::: Provided data :::
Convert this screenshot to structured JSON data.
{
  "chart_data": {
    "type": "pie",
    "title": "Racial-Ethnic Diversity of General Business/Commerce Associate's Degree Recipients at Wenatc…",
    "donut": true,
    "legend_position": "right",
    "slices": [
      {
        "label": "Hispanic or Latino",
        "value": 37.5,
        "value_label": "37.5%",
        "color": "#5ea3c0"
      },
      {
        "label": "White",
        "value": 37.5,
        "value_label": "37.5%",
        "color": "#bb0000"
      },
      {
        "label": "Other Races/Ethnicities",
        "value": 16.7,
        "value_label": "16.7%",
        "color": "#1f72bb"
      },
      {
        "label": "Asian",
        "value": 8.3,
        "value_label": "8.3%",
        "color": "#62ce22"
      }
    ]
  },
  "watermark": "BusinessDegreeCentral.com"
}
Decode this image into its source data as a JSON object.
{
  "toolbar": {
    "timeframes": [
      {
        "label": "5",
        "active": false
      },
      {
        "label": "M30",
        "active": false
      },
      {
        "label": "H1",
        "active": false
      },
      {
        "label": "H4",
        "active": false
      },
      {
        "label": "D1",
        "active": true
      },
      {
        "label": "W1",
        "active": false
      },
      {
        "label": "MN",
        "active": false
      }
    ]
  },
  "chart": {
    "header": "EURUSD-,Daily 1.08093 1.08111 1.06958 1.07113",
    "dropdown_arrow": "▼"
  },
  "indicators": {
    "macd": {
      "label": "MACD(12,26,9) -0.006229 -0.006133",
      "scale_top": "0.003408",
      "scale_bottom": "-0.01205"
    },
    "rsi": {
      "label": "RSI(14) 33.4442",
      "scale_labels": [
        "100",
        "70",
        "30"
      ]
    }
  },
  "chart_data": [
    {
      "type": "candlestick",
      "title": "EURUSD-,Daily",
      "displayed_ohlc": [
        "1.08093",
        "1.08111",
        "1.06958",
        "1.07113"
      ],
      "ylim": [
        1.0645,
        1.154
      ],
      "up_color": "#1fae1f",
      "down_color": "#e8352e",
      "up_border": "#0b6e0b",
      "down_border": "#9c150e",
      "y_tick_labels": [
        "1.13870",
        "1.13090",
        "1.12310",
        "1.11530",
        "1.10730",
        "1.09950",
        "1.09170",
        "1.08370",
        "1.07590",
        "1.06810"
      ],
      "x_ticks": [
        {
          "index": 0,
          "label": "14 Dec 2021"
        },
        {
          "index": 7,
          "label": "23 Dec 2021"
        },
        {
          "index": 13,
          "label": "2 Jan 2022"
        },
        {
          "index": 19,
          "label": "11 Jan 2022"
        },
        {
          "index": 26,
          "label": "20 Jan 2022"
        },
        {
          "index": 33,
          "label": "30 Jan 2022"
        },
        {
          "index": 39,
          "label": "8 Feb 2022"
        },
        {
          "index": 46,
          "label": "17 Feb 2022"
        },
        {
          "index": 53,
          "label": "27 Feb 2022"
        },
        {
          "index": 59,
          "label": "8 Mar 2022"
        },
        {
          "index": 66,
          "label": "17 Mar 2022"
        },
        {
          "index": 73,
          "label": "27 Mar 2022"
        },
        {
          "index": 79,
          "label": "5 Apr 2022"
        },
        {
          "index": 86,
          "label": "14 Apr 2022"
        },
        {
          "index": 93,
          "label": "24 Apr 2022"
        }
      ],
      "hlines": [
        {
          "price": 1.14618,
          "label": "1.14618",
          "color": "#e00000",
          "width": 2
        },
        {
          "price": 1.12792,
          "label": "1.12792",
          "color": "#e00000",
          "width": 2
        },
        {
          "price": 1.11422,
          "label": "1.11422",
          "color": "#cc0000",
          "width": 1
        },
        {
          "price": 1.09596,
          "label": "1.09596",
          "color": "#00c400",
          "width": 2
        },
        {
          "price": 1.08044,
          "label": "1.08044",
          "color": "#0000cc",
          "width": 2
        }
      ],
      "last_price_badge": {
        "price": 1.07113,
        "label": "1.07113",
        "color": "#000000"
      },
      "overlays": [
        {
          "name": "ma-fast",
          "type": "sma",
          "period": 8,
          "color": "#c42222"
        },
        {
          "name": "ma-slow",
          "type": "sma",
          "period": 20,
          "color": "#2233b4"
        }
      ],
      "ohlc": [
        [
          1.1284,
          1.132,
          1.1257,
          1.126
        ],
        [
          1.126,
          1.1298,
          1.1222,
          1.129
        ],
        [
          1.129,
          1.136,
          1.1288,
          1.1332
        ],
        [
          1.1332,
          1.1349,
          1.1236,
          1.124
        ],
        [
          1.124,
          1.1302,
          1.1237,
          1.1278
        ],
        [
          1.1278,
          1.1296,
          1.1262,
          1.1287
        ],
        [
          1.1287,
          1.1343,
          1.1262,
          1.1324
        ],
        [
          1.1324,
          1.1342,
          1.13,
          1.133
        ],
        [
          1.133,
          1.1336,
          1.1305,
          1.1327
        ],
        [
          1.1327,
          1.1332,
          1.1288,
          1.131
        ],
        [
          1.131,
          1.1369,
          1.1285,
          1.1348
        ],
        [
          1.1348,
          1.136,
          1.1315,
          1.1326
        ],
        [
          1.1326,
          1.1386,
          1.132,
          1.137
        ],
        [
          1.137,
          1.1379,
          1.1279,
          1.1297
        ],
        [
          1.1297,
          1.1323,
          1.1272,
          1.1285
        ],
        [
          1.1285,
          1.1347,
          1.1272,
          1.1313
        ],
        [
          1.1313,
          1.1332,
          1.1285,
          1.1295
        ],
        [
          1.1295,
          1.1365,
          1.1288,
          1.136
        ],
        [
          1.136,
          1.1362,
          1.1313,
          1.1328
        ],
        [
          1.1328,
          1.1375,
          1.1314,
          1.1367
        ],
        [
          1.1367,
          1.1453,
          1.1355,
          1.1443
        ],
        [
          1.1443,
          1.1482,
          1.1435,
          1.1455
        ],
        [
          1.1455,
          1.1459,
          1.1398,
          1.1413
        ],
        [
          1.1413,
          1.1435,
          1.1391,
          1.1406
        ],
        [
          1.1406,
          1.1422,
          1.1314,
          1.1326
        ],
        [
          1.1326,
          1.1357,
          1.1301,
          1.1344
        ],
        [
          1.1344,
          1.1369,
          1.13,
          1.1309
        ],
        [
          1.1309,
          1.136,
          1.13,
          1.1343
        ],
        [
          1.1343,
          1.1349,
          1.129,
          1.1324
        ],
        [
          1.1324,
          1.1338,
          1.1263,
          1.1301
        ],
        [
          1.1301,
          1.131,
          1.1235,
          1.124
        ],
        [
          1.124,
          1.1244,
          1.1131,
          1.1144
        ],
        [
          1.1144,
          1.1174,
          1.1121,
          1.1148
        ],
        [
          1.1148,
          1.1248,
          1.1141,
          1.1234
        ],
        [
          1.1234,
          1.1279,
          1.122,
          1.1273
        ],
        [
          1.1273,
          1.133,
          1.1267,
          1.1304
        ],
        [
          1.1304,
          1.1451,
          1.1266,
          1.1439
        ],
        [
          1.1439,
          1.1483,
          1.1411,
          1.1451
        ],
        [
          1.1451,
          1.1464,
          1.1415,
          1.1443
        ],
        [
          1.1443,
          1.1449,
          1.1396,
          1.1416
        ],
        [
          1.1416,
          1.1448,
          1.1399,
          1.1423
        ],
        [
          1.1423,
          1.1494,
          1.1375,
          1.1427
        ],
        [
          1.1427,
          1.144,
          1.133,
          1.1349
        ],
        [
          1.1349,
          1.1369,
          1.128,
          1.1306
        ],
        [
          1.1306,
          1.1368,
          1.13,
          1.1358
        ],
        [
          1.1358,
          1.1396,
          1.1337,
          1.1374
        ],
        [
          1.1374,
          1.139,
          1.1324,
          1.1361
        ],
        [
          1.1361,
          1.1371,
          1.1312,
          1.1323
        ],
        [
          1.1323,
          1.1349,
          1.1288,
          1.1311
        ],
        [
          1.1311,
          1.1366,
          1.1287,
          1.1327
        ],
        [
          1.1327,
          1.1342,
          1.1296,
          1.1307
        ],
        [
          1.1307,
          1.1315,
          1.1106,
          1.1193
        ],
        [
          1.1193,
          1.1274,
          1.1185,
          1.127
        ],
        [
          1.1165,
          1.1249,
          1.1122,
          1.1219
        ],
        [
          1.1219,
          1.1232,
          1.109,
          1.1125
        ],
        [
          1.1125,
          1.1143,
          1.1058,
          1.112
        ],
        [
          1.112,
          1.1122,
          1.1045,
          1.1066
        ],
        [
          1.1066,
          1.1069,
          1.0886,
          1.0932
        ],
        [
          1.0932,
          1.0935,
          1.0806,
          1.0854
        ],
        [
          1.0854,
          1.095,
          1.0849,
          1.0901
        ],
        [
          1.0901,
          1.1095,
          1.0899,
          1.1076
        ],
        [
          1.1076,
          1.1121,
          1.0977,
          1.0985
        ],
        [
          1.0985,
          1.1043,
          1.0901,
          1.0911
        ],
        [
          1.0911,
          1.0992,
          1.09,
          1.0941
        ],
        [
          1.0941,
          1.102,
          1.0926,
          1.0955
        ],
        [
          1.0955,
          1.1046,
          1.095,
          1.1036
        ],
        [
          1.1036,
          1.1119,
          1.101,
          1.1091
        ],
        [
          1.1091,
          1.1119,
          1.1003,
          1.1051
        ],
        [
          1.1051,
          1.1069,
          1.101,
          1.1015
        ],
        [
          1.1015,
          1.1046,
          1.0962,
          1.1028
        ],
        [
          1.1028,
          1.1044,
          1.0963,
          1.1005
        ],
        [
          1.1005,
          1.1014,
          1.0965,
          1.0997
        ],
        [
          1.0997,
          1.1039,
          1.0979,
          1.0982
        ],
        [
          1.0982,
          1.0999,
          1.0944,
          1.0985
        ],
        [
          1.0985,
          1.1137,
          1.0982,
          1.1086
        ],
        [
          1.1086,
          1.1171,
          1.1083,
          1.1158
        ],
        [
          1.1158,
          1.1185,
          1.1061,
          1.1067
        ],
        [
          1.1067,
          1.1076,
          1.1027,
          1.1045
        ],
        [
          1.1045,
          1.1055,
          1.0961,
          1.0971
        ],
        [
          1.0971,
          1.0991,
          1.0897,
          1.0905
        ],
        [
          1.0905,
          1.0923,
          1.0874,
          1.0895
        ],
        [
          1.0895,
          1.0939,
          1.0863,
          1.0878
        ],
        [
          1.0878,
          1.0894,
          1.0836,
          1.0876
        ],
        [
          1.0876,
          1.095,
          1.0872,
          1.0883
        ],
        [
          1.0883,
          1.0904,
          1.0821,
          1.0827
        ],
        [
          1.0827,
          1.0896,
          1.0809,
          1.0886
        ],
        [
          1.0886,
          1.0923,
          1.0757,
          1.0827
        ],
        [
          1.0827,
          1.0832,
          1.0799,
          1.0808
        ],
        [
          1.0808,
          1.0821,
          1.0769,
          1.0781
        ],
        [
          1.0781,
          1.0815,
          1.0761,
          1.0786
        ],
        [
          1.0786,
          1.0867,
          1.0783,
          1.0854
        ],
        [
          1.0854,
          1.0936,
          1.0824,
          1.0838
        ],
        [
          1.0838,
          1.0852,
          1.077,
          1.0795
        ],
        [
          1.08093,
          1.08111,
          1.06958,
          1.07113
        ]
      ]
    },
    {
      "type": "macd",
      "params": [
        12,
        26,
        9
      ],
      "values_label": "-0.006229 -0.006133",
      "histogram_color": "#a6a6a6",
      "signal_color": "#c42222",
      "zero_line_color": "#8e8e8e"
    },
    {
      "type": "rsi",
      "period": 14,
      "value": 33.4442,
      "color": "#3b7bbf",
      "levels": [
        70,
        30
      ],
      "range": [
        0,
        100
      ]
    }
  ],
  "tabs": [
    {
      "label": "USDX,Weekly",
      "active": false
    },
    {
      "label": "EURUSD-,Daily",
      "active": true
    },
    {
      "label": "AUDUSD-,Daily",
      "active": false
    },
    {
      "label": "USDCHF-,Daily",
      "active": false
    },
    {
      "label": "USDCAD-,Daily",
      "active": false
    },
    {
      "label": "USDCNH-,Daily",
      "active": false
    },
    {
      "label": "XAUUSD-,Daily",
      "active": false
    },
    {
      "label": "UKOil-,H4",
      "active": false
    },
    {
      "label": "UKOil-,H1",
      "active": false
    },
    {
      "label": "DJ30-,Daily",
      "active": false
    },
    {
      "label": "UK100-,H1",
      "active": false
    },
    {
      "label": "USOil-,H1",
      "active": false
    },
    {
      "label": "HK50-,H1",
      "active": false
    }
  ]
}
:::
* [Work required] Give the number of lines in the records that contain the string "type", and nothing besides.

* [Exercise answer] 6